━━ Task data

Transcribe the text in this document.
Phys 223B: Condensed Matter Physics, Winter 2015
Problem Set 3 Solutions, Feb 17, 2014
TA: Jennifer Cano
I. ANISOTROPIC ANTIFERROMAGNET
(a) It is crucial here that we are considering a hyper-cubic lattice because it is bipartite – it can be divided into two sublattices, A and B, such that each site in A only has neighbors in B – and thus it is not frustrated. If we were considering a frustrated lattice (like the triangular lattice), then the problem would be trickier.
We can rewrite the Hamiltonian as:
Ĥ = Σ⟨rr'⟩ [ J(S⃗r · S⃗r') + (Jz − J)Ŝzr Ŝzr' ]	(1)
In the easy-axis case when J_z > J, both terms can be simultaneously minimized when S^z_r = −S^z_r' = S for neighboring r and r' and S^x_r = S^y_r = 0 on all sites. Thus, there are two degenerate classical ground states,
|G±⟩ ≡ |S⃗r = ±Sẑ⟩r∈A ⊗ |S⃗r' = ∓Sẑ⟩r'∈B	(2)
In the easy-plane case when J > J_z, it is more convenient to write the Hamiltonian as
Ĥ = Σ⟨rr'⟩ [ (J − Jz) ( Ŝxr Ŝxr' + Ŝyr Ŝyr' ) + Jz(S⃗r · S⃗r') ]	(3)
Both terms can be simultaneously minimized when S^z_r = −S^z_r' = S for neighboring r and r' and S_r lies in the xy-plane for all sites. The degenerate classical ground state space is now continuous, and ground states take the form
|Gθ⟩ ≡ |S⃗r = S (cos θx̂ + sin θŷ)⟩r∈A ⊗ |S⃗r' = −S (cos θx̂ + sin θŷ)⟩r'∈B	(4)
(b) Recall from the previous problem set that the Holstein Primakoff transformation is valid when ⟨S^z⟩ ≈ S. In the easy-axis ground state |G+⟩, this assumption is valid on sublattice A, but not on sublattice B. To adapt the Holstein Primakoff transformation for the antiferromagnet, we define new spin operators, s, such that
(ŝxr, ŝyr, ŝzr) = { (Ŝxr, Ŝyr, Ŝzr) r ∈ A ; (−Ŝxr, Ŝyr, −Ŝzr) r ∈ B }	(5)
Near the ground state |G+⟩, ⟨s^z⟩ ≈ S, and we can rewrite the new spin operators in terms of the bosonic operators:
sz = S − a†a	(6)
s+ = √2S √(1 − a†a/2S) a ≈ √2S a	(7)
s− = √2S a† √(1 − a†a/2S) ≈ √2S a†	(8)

━━━━

Work to be completed:
Copy each line of the records that contains the word "rewrite".

Response to this exercise:
We can rewrite the Hamiltonian as:
Near the ground state |G+⟩, ⟨s^z⟩ ≈ S, and we can rewrite the new spin operators in terms of the bosonic operators:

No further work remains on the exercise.